#### Records for the task
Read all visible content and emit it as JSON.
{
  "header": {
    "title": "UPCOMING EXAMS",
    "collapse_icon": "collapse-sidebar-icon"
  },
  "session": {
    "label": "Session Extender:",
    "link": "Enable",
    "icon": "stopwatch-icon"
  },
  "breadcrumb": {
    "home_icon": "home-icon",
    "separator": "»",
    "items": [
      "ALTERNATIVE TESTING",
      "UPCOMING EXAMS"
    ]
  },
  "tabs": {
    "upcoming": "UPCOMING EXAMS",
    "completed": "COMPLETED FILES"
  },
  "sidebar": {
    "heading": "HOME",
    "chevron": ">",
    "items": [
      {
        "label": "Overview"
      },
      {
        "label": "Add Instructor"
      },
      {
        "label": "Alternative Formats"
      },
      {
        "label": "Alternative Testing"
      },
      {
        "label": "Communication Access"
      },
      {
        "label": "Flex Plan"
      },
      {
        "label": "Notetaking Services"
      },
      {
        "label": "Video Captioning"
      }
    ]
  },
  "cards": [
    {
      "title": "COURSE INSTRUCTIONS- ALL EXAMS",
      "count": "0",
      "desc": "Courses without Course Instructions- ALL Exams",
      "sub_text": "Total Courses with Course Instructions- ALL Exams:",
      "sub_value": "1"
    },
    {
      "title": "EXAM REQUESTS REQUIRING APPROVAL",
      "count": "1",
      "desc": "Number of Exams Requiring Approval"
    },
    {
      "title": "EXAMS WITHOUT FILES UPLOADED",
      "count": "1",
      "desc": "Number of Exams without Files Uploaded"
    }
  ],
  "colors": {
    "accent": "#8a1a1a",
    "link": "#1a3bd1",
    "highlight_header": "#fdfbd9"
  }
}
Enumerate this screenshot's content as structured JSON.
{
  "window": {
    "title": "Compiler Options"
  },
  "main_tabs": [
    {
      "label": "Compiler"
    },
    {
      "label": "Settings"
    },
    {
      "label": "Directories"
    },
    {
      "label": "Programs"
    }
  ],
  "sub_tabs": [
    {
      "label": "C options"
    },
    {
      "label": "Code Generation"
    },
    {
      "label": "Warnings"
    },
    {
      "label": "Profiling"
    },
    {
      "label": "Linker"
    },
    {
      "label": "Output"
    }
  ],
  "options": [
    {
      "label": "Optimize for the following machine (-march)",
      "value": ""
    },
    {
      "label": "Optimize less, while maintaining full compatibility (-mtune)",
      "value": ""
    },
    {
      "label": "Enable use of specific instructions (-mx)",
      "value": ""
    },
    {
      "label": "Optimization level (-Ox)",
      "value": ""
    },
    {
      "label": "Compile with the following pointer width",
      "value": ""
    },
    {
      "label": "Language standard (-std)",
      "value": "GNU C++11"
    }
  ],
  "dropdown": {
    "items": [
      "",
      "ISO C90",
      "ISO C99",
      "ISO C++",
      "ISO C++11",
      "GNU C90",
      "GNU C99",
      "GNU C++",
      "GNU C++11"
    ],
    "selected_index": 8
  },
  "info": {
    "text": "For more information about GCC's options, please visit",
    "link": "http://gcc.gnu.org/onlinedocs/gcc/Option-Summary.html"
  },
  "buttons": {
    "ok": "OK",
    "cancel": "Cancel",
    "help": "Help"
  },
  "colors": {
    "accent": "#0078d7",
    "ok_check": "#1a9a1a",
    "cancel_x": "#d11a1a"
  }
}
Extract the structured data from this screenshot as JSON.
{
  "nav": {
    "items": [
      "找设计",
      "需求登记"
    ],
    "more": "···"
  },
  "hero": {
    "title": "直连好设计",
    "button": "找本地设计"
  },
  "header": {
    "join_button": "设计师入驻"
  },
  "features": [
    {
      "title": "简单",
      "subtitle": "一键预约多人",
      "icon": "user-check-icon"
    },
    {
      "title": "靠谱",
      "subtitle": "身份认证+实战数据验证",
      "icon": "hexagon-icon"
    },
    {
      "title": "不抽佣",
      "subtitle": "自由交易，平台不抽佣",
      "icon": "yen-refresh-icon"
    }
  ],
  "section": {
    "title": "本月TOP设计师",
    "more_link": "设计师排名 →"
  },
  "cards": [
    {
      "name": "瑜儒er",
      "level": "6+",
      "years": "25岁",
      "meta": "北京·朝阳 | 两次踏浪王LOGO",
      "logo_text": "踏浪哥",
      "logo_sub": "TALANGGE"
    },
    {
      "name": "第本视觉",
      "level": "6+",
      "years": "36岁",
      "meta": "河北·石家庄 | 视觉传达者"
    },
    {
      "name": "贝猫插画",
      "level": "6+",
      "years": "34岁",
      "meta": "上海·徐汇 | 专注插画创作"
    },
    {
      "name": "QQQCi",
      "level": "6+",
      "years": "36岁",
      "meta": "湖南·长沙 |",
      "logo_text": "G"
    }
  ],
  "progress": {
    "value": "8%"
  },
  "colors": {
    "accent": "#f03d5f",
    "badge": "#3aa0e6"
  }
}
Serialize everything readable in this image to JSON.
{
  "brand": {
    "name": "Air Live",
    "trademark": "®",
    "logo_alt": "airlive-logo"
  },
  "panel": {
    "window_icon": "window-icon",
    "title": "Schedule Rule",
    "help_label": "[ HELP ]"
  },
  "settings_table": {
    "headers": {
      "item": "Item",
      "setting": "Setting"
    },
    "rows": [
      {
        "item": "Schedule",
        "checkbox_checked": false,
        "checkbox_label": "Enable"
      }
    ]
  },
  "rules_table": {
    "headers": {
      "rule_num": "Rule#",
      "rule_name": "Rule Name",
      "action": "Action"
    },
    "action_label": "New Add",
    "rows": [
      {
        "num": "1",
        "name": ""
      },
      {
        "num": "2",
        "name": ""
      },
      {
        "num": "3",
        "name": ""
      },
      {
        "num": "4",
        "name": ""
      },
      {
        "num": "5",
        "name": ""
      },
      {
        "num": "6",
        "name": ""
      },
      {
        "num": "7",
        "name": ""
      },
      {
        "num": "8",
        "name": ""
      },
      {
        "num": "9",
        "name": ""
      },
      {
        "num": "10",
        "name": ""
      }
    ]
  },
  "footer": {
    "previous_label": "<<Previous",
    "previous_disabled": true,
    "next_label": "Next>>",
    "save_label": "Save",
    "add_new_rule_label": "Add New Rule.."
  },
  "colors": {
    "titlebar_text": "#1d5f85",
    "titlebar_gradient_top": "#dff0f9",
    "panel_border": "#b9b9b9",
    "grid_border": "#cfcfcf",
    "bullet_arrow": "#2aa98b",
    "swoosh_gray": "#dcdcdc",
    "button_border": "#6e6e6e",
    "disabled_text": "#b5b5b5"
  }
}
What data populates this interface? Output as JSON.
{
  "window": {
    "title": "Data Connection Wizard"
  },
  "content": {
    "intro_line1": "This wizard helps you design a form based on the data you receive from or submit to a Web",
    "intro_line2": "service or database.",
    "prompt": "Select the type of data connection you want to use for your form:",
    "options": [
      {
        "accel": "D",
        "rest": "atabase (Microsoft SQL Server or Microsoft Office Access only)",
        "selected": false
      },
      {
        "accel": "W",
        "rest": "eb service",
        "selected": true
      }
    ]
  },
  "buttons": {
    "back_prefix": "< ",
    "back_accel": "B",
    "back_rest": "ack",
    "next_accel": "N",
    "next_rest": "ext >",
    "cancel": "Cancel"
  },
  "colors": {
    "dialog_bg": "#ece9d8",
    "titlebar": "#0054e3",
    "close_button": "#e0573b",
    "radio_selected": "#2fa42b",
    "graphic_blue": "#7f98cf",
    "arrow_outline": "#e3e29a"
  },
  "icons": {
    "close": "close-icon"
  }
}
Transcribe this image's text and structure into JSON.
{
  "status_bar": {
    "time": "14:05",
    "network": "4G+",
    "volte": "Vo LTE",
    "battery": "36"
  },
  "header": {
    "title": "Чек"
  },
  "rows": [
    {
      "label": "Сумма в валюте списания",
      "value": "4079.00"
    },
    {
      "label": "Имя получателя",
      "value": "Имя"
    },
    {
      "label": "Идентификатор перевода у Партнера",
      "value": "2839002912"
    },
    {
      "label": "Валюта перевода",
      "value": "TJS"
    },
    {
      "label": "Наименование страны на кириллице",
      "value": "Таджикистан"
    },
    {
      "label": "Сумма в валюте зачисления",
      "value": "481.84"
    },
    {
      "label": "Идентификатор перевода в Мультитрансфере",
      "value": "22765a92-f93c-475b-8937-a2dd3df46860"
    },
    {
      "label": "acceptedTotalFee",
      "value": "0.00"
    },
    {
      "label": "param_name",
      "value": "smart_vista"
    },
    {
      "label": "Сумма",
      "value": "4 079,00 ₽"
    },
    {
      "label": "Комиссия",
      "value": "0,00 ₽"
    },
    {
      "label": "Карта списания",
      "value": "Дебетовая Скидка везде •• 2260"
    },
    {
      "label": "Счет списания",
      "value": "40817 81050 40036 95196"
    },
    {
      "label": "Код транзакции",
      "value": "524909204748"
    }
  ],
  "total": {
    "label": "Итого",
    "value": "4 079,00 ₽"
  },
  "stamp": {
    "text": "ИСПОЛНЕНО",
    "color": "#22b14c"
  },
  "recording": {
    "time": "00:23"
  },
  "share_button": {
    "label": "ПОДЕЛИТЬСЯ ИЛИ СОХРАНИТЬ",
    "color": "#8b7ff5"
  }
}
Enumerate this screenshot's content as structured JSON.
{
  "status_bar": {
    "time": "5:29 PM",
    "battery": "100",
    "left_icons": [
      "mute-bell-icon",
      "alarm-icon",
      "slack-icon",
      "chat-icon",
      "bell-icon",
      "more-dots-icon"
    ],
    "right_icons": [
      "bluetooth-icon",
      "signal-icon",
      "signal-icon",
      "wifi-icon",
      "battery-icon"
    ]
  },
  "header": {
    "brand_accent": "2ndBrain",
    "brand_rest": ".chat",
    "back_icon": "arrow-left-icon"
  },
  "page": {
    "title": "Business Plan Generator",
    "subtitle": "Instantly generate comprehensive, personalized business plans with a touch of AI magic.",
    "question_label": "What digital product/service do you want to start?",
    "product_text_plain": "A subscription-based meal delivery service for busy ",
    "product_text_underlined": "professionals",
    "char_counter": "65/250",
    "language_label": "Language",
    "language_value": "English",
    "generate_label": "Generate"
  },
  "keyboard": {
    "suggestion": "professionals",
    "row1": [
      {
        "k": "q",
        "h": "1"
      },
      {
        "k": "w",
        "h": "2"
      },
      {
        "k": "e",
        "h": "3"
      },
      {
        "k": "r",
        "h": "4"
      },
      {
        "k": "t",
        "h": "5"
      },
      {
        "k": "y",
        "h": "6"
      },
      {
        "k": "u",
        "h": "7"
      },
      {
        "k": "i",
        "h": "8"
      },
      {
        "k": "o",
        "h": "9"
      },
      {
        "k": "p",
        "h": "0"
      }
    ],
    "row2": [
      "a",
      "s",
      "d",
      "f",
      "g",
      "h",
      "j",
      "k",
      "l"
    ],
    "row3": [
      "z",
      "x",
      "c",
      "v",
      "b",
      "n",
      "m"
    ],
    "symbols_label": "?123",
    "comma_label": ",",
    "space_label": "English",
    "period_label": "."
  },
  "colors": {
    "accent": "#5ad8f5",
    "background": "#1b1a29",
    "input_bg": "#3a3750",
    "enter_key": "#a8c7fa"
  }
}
########
* _The task_: From the material above, count the lines that include "валюте" and give only the total.

* _Result of the task_: 2